## What you have to do
Return, word for word, the stretch of the items from their first line through the line containing "288, 571, 307]", including both of those lines.

## Recorded data
┄┄┄┄┄┄

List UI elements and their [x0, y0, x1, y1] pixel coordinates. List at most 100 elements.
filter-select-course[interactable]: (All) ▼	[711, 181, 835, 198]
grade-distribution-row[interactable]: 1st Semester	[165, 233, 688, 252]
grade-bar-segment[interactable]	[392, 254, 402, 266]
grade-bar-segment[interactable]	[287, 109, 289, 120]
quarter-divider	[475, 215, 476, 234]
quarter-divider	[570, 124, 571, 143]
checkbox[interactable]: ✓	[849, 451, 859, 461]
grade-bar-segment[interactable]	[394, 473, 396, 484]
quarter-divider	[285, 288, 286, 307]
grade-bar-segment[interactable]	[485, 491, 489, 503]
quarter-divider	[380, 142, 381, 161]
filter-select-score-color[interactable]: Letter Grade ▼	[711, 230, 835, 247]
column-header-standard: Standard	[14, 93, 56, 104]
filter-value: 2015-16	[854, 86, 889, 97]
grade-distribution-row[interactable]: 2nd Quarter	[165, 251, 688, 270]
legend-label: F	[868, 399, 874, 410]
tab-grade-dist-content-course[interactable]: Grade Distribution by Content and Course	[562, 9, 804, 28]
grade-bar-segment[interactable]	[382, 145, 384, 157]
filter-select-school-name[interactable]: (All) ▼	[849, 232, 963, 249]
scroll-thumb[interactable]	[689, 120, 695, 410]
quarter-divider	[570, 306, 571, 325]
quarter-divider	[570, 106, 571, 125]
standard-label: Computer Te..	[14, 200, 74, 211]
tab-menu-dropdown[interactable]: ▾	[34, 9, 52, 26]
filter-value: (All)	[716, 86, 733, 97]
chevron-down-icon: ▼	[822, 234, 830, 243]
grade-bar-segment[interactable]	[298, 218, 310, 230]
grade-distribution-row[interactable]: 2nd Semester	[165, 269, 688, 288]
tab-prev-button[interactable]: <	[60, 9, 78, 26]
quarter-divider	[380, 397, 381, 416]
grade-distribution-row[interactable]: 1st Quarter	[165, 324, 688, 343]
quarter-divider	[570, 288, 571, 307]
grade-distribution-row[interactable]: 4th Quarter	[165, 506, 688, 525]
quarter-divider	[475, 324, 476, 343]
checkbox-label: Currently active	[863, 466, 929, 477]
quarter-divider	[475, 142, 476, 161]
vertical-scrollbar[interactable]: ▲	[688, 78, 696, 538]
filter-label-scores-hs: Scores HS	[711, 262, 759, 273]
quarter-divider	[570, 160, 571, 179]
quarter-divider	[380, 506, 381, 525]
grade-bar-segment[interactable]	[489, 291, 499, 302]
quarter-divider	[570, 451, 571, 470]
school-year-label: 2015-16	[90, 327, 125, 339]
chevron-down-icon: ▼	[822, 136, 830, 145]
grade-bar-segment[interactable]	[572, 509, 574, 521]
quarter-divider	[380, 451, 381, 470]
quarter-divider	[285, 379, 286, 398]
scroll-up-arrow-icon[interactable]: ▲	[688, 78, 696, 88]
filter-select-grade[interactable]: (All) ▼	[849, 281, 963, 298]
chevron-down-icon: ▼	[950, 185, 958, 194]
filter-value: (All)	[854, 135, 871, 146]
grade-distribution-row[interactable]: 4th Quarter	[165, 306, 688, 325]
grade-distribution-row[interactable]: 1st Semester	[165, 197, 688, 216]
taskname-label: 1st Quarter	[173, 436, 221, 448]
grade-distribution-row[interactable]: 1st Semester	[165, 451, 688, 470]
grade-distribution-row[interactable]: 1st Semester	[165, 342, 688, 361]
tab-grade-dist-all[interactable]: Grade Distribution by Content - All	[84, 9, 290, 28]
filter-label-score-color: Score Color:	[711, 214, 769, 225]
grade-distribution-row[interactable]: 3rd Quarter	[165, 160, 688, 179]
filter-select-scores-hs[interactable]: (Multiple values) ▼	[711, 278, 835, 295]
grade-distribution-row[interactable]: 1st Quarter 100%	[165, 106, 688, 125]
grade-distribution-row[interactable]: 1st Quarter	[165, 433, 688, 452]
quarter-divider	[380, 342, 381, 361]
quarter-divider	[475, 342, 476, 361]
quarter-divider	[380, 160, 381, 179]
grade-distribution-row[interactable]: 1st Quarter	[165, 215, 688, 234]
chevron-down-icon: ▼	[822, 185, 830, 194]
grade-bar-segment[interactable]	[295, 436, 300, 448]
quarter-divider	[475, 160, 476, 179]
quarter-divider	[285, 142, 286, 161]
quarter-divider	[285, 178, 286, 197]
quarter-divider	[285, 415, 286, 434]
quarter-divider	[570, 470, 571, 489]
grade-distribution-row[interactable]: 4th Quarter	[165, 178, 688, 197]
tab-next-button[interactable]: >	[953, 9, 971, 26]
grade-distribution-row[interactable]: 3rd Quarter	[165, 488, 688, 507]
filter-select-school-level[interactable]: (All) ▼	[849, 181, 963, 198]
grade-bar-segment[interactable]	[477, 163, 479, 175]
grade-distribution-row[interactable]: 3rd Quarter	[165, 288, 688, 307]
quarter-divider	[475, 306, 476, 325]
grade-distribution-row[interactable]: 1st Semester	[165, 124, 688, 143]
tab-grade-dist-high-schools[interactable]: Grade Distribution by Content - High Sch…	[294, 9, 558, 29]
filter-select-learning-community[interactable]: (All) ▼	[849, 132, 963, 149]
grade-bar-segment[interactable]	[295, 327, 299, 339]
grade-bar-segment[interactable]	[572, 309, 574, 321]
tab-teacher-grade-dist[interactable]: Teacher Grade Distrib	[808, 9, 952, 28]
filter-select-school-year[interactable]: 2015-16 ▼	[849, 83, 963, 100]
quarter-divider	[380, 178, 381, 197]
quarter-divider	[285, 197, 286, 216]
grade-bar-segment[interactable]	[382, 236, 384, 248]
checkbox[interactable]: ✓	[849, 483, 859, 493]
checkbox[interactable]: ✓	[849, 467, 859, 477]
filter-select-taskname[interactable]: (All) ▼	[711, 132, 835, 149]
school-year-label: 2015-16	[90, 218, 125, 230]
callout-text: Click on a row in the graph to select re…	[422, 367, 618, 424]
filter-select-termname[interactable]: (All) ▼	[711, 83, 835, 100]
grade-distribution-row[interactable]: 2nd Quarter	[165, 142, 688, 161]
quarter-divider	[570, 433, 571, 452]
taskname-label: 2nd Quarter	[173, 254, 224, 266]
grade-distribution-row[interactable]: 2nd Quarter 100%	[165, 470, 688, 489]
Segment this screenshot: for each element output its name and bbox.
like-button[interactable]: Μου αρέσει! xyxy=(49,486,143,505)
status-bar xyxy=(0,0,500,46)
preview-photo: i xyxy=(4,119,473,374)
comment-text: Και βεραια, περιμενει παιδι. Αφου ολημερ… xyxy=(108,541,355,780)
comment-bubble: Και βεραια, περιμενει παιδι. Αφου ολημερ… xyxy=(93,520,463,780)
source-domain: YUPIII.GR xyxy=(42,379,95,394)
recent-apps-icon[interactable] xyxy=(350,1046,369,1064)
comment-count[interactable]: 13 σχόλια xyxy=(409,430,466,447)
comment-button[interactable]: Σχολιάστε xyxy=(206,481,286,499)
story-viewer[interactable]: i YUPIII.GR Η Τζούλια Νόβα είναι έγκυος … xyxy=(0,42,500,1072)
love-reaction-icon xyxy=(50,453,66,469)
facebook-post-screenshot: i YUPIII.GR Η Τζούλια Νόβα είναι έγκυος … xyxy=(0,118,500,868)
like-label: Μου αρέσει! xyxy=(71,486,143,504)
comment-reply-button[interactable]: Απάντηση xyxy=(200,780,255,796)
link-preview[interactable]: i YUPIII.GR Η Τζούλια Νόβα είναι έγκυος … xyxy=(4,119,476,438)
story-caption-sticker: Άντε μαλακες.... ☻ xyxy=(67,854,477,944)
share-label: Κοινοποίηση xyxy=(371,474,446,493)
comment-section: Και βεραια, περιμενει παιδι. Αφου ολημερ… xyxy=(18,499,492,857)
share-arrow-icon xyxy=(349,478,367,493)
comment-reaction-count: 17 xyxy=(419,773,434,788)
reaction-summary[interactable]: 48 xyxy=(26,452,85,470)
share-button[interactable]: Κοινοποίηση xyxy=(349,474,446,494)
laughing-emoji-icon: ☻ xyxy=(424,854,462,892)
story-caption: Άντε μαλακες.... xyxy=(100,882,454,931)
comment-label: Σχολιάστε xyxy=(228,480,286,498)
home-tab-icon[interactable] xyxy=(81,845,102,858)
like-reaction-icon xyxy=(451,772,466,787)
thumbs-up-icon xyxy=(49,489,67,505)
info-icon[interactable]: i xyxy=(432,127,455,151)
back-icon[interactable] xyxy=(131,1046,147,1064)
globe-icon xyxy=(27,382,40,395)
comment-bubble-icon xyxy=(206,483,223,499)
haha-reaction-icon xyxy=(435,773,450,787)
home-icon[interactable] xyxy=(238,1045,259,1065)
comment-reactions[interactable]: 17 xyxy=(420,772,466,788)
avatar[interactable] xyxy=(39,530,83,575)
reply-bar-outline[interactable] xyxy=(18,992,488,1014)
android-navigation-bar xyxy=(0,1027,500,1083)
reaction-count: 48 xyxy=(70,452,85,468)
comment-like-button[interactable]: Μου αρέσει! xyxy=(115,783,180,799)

┄┄┄┄┄┄

## Written response
List UI elements and their [x0, y0, x1, y1] pixel coordinates. List at most 100 elements.
filter-select-course[interactable]: (All) ▼	[711, 181, 835, 198]
grade-distribution-row[interactable]: 1st Semester	[165, 233, 688, 252]
grade-bar-segment[interactable]	[392, 254, 402, 266]
grade-bar-segment[interactable]	[287, 109, 289, 120]
quarter-divider	[475, 215, 476, 234]
quarter-divider	[570, 124, 571, 143]
checkbox[interactable]: ✓	[849, 451, 859, 461]
grade-bar-segment[interactable]	[394, 473, 396, 484]
quarter-divider	[285, 288, 286, 307]
grade-bar-segment[interactable]	[485, 491, 489, 503]
quarter-divider	[380, 142, 381, 161]
filter-select-score-color[interactable]: Letter Grade ▼	[711, 230, 835, 247]
column-header-standard: Standard	[14, 93, 56, 104]
filter-value: 2015-16	[854, 86, 889, 97]
grade-distribution-row[interactable]: 2nd Quarter	[165, 251, 688, 270]
legend-label: F	[868, 399, 874, 410]
tab-grade-dist-content-course[interactable]: Grade Distribution by Content and Course	[562, 9, 804, 28]
grade-bar-segment[interactable]	[382, 145, 384, 157]
filter-select-school-name[interactable]: (All) ▼	[849, 232, 963, 249]
scroll-thumb[interactable]	[689, 120, 695, 410]
quarter-divider	[570, 306, 571, 325]
quarter-divider	[570, 106, 571, 125]
standard-label: Computer Te..	[14, 200, 74, 211]
tab-menu-dropdown[interactable]: ▾	[34, 9, 52, 26]
filter-value: (All)	[716, 86, 733, 97]
chevron-down-icon: ▼	[822, 234, 830, 243]
grade-bar-segment[interactable]	[298, 218, 310, 230]
grade-distribution-row[interactable]: 2nd Semester	[165, 269, 688, 288]
tab-prev-button[interactable]: <	[60, 9, 78, 26]
quarter-divider	[380, 397, 381, 416]
grade-distribution-row[interactable]: 1st Quarter	[165, 324, 688, 343]
quarter-divider	[570, 288, 571, 307]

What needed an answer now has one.